Figure dataset records
────

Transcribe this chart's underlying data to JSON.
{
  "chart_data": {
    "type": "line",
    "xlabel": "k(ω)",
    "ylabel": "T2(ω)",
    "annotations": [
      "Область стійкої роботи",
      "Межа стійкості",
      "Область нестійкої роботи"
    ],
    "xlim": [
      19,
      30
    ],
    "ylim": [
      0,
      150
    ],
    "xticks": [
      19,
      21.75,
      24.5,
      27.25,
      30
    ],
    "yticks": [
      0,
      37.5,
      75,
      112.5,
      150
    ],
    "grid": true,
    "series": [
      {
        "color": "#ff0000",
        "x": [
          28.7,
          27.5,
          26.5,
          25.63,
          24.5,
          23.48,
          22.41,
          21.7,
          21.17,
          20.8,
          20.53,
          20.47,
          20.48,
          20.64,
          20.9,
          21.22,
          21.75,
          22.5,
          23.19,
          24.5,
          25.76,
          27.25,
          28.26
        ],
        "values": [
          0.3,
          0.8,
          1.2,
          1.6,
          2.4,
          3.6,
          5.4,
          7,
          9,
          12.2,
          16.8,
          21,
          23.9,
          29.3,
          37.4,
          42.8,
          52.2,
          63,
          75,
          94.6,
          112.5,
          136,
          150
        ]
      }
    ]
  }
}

────

= Exercise instructions =
Copy out each line above, character for character.

= Exercise response =
Transcribe this chart's underlying data to JSON.
{
  "chart_data": {
    "type": "line",
    "xlabel": "k(ω)",
    "ylabel": "T2(ω)",
    "annotations": [
      "Область стійкої роботи",
      "Межа стійкості",
      "Область нестійкої роботи"
    ],
    "xlim": [
      19,
      30
    ],
    "ylim": [
      0,
      150
    ],
    "xticks": [
      19,
      21.75,
      24.5,
      27.25,
      30
    ],
    "yticks": [
      0,
      37.5,
      75,
      112.5,
      150
    ],
    "grid": true,
    "series": [
      {
        "color": "#ff0000",
        "x": [
          28.7,
          27.5,
          26.5,
          25.63,
          24.5,
          23.48,
          22.41,
          21.7,
          21.17,
          20.8,
          20.53,
          20.47,
          20.48,
          20.64,
          20.9,
          21.22,
          21.75,
          22.5,
          23.19,
          24.5,
          25.76,
          27.25,
          28.26
        ],
        "values": [
          0.3,
          0.8,
          1.2,
          1.6,
          2.4,
          3.6,
          5.4,
          7,
          9,
          12.2,
          16.8,
          21,
          23.9,
          29.3,
          37.4,
          42.8,
          52.2,
          63,
          75,
          94.6,
          112.5,
          136,
          150
        ]
      }
    ]
  }
}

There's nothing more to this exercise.